■ **Task statement**
Below are the records. Gather each line that holds "data".
# START OF Entries supplied
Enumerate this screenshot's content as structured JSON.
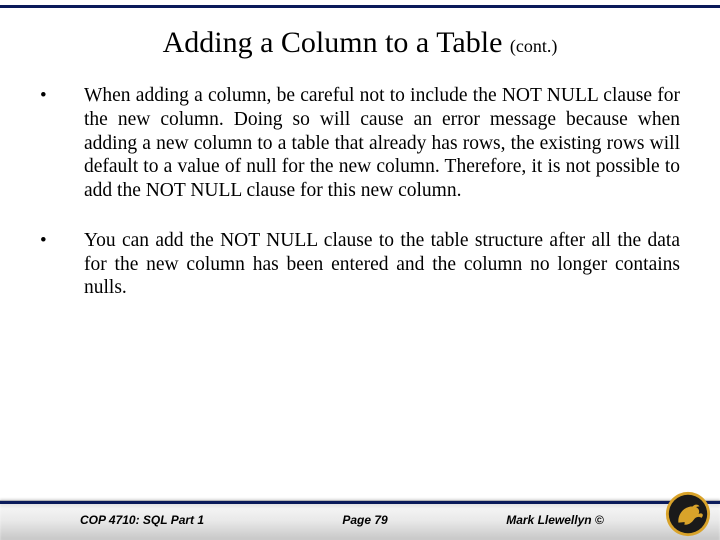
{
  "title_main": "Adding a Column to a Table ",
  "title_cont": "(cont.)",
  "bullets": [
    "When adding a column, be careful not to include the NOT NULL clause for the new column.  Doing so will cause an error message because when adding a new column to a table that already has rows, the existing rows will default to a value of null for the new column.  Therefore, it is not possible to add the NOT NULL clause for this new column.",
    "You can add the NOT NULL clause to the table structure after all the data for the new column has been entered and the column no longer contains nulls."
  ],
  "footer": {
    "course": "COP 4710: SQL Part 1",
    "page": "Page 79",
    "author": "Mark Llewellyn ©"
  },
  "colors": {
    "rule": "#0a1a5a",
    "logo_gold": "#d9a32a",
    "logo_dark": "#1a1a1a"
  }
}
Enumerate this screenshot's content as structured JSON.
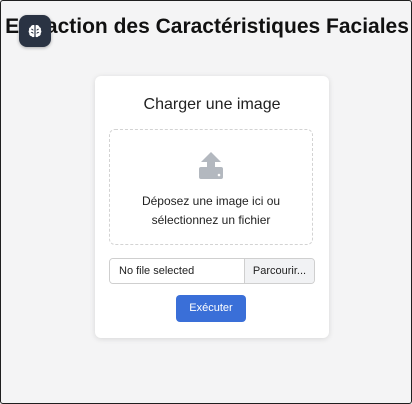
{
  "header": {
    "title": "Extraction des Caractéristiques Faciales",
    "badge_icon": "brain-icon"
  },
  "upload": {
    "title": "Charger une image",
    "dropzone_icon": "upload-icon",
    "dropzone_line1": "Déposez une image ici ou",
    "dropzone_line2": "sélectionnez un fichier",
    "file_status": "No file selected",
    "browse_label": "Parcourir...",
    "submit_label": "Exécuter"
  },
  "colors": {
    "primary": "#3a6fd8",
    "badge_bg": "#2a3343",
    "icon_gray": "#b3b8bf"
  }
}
# END OF Entries supplied
# START OF Entries supplied
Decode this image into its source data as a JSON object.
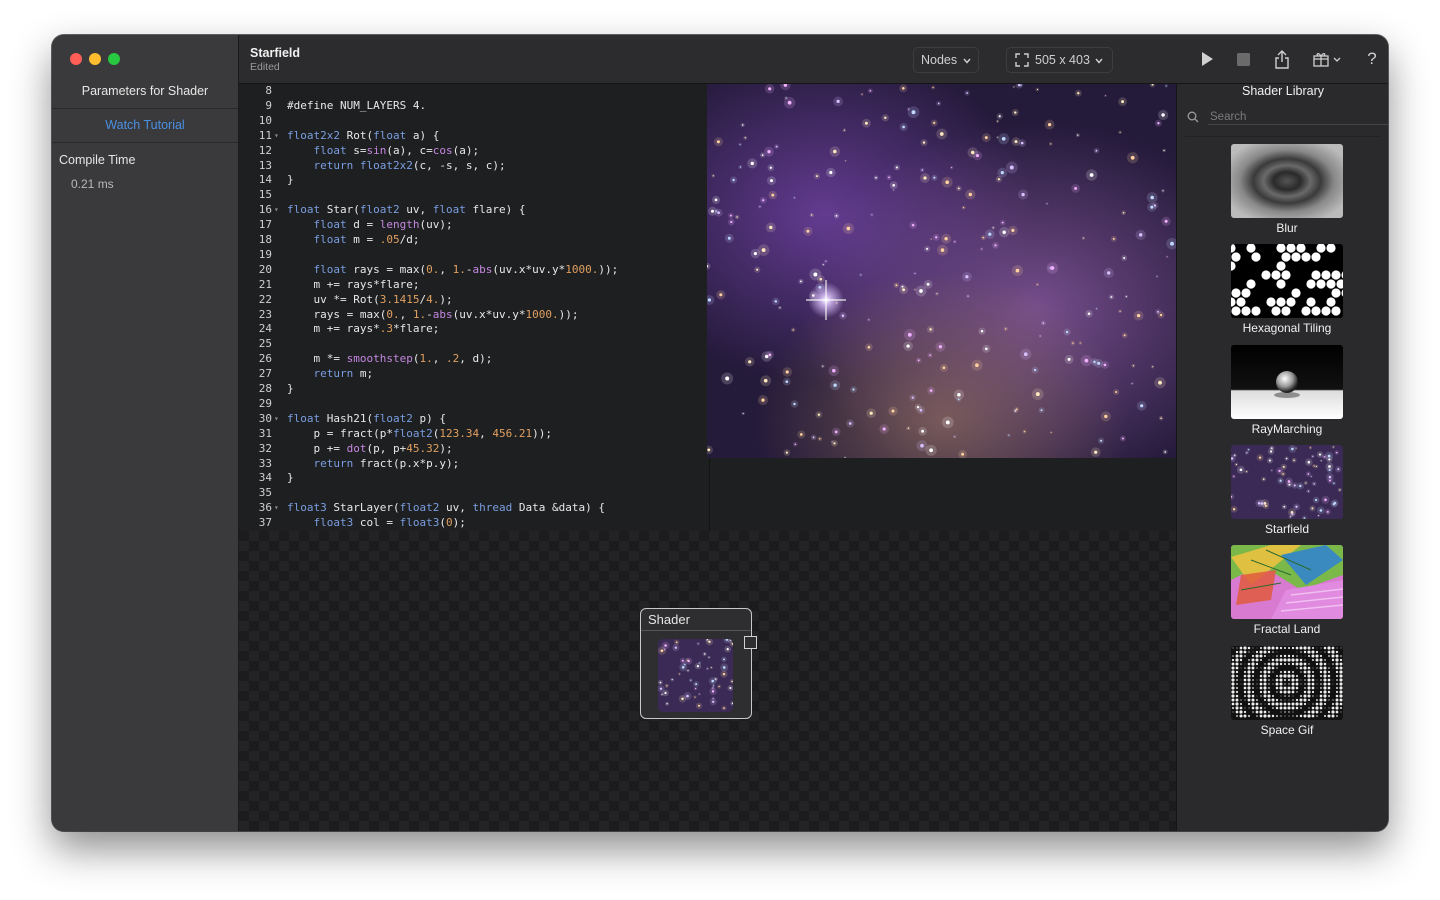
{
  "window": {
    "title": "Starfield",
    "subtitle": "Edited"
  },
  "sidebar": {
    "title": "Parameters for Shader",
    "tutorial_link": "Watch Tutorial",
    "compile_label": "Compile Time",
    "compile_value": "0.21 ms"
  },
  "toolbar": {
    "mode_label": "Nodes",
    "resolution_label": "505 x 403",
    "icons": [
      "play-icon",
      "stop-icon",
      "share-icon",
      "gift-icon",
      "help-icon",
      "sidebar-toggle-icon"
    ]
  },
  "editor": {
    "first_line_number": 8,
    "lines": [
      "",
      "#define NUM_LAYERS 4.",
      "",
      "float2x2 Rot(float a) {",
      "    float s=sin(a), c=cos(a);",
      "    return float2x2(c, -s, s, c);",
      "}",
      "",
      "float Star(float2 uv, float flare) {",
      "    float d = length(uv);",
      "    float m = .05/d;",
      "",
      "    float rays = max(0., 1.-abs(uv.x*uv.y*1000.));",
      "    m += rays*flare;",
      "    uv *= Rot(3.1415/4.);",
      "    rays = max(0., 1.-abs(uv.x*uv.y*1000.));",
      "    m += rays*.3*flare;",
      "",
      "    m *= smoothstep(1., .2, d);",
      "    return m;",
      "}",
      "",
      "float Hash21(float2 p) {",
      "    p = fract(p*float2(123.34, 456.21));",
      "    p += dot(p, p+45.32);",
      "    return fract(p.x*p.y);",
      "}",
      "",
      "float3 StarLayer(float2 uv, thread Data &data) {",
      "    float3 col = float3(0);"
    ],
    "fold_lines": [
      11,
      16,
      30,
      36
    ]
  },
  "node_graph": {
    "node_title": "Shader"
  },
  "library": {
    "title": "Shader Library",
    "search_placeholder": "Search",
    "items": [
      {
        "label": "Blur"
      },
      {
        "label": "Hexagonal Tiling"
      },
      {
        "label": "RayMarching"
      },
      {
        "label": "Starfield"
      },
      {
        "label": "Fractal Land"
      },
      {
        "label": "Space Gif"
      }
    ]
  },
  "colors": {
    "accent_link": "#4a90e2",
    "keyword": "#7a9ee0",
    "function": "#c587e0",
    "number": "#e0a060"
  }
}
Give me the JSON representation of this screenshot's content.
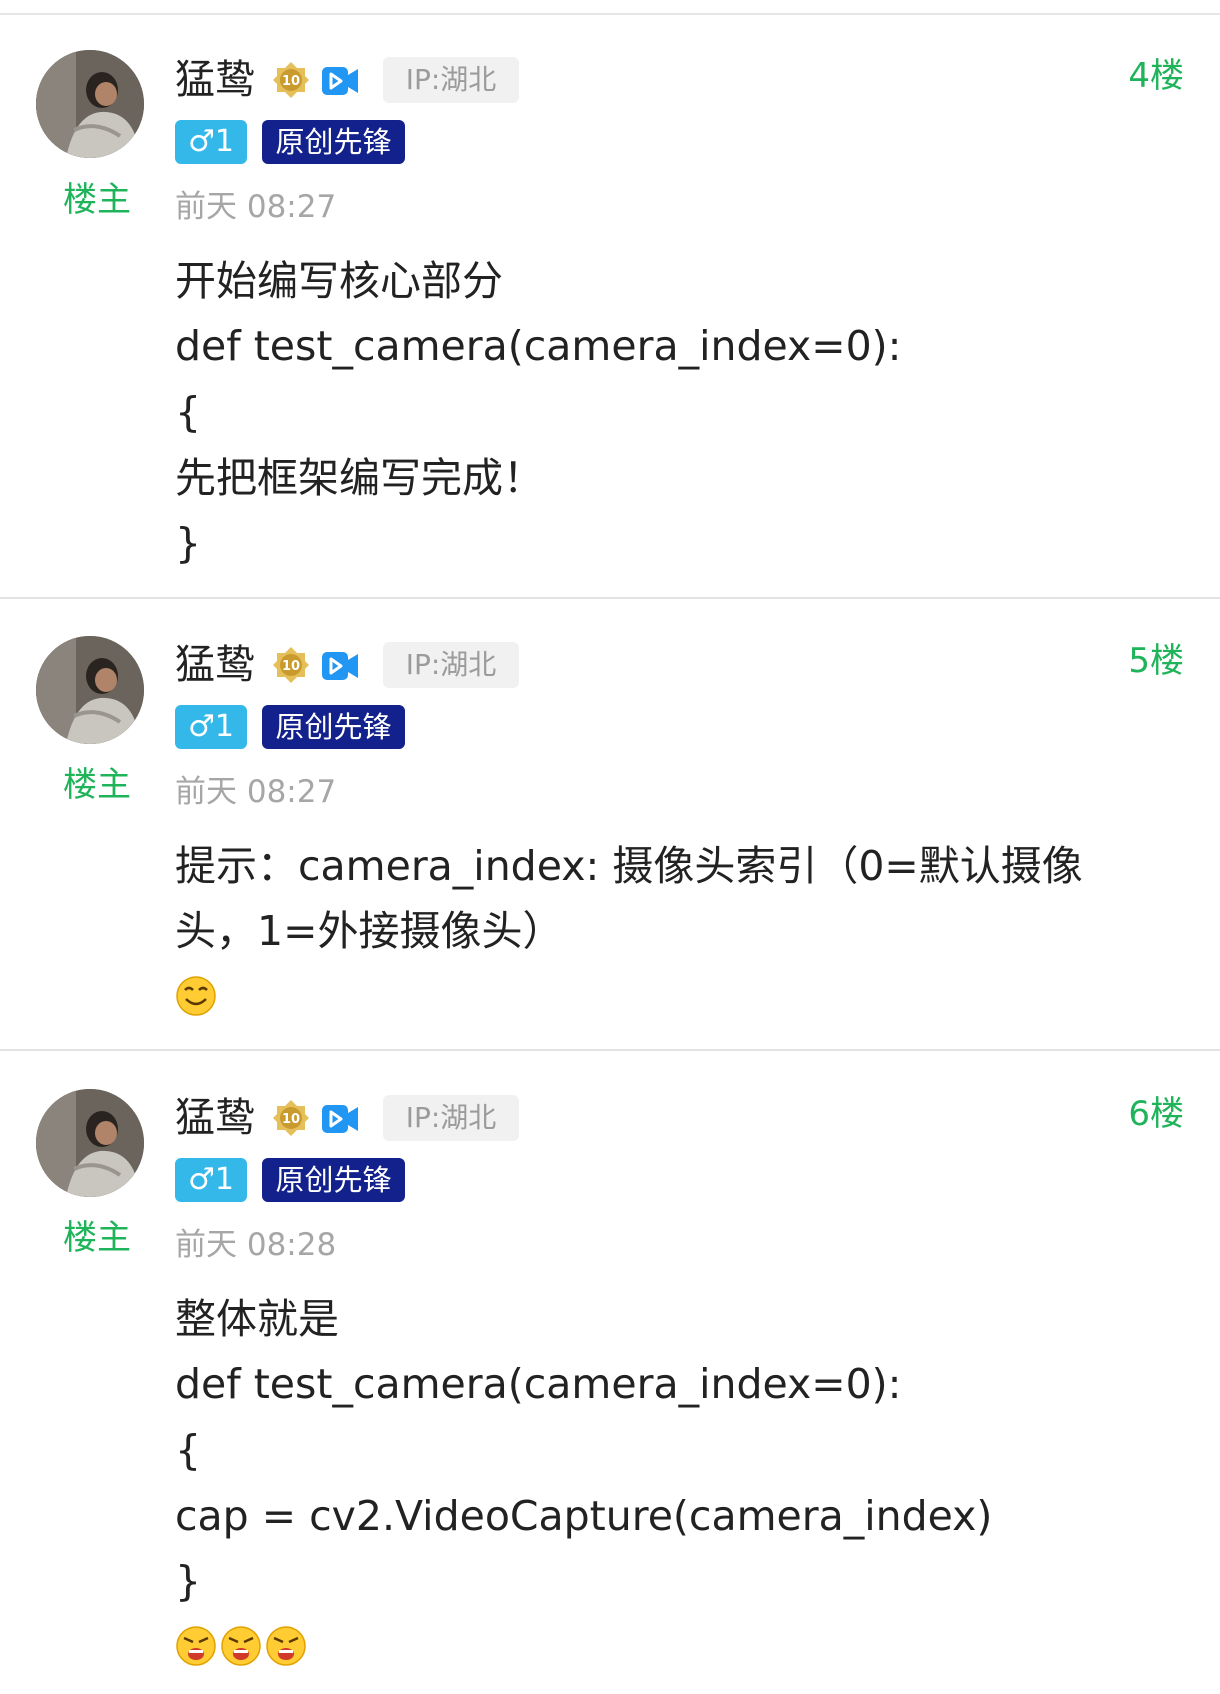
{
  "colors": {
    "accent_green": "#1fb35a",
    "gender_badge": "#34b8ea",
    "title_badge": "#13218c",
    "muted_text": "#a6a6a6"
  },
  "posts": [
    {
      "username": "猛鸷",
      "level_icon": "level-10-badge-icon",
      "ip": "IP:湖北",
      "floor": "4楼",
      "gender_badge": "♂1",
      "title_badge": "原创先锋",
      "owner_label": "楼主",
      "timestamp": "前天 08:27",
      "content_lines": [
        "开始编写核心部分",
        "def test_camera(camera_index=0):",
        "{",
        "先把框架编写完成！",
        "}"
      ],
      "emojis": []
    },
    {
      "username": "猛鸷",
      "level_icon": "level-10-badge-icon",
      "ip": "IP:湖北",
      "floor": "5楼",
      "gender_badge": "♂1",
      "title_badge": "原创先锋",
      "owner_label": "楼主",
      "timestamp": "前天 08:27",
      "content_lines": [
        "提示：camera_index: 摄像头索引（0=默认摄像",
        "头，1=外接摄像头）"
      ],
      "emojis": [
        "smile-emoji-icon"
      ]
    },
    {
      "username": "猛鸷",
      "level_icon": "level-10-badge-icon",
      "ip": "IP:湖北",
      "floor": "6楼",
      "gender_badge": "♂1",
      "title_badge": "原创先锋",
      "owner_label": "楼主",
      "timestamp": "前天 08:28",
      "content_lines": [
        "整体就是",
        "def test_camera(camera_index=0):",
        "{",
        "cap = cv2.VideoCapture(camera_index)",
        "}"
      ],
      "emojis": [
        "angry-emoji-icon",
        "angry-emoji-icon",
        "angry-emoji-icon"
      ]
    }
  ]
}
# END OF Entries supplied
■ **Solved problem**
    "You can add the NOT NULL clause to the table structure after all the data for the new column has been entered and the column no longer contains nulls."
Decode this image into its source data as a JSON object.
      "float3 StarLayer(float2 uv, thread Data &data) {",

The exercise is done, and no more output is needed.